PROMPT: Scan the data. Collect each line that contains the word "稳定短网址".

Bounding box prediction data
'''

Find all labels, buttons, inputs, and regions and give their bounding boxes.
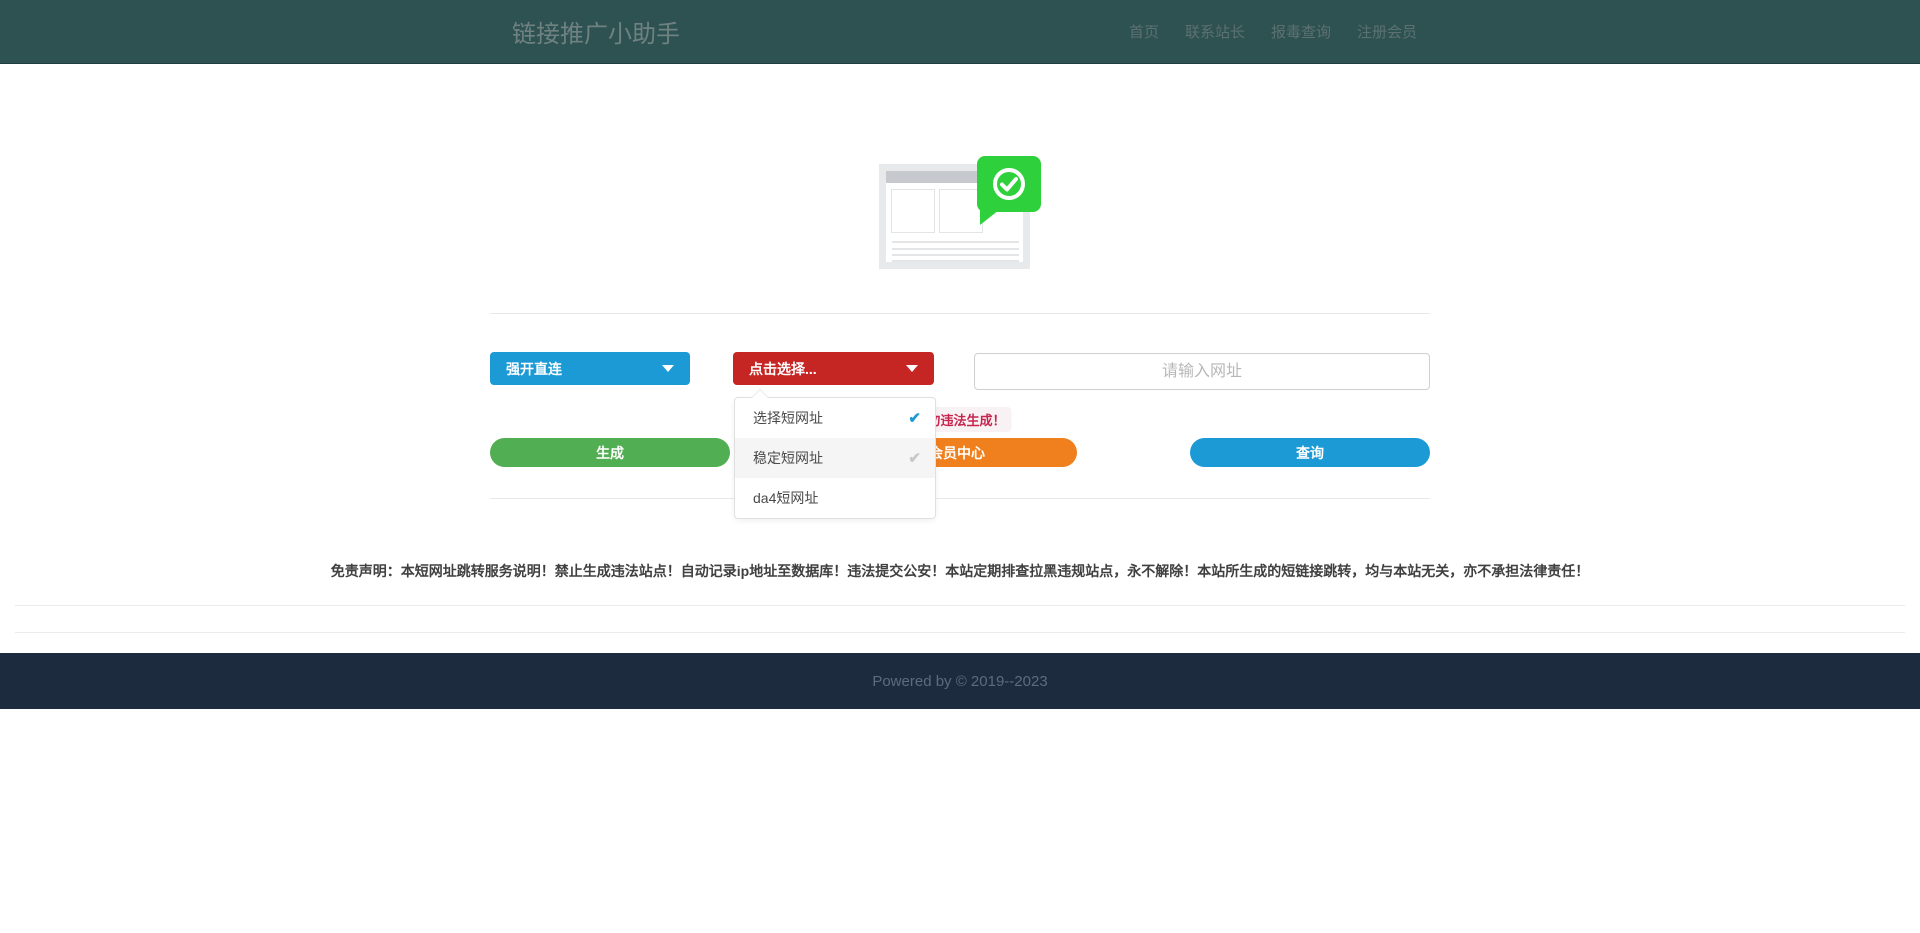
nav-links: 首页 联系站长 报毒查询 注册会员 — [1116, 21, 1430, 42]
nav-item-virus-check[interactable]: 报毒查询 — [1258, 21, 1344, 42]
dropdown-option-da4-shorturl[interactable]: da4短网址 — [735, 478, 935, 518]
check-icon: ✔ — [908, 449, 921, 467]
text-line — [892, 248, 1019, 250]
caret-down-icon — [662, 365, 674, 372]
thumbnail-box — [891, 189, 935, 233]
type-select-button[interactable]: 点击选择... — [733, 352, 934, 385]
dropdown-option-select-shorturl[interactable]: 选择短网址 ✔ — [735, 398, 935, 438]
dropdown-option-label: 选择短网址 — [753, 408, 823, 428]
text-line — [892, 260, 1019, 262]
checkmark-badge-icon — [977, 156, 1041, 212]
navbar-container: 链接推广小助手 首页 联系站长 报毒查询 注册会员 — [490, 14, 1430, 49]
divider — [15, 605, 1905, 606]
hero-illustration — [879, 156, 1041, 269]
text-line — [892, 241, 1019, 243]
url-input[interactable] — [974, 353, 1430, 390]
divider — [15, 632, 1905, 633]
query-button[interactable]: 查询 — [1190, 438, 1430, 467]
check-circle-icon — [992, 167, 1026, 201]
shortlink-form-panel: 强开直连 点击选择... 请勿违法生成！ 生成 会员中心 查询 选择短网址 ✔ … — [490, 313, 1430, 499]
dropdown-option-stable-shorturl[interactable]: 稳定短网址 ✔ — [735, 438, 935, 478]
disclaimer-text: 免责声明：本短网址跳转服务说明！禁止生成违法站点！自动记录ip地址至数据库！违法… — [0, 561, 1920, 581]
site-footer: Powered by © 2019--2023 — [0, 653, 1920, 709]
nav-item-home[interactable]: 首页 — [1116, 21, 1172, 42]
check-icon: ✔ — [908, 409, 921, 427]
brand-title[interactable]: 链接推广小助手 — [490, 14, 680, 49]
nav-item-contact[interactable]: 联系站长 — [1172, 21, 1258, 42]
nav-item-register[interactable]: 注册会员 — [1344, 21, 1430, 42]
dropdown-option-label: 稳定短网址 — [753, 448, 823, 468]
channel-select-label: 强开直连 — [506, 359, 562, 379]
caret-down-icon — [906, 365, 918, 372]
footer-copyright: Powered by © 2019--2023 — [872, 673, 1047, 690]
text-line — [892, 254, 1019, 256]
type-select-label: 点击选择... — [749, 359, 817, 379]
navbar: 链接推广小助手 首页 联系站长 报毒查询 注册会员 — [0, 0, 1920, 64]
dropdown-option-label: da4短网址 — [753, 488, 818, 508]
channel-select-button[interactable]: 强开直连 — [490, 352, 690, 385]
type-select-dropdown-menu: 选择短网址 ✔ 稳定短网址 ✔ da4短网址 — [734, 397, 936, 519]
generate-button[interactable]: 生成 — [490, 438, 730, 467]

'''

WRITTEN REPLY:
dropdown-option-stable-shorturl[interactable]: 稳定短网址 ✔ — [735, 438, 935, 478]
dropdown-option-label: 稳定短网址 — [753, 448, 823, 468]
type-select-dropdown-menu: 选择短网址 ✔ 稳定短网址 ✔ da4短网址 — [734, 397, 936, 519]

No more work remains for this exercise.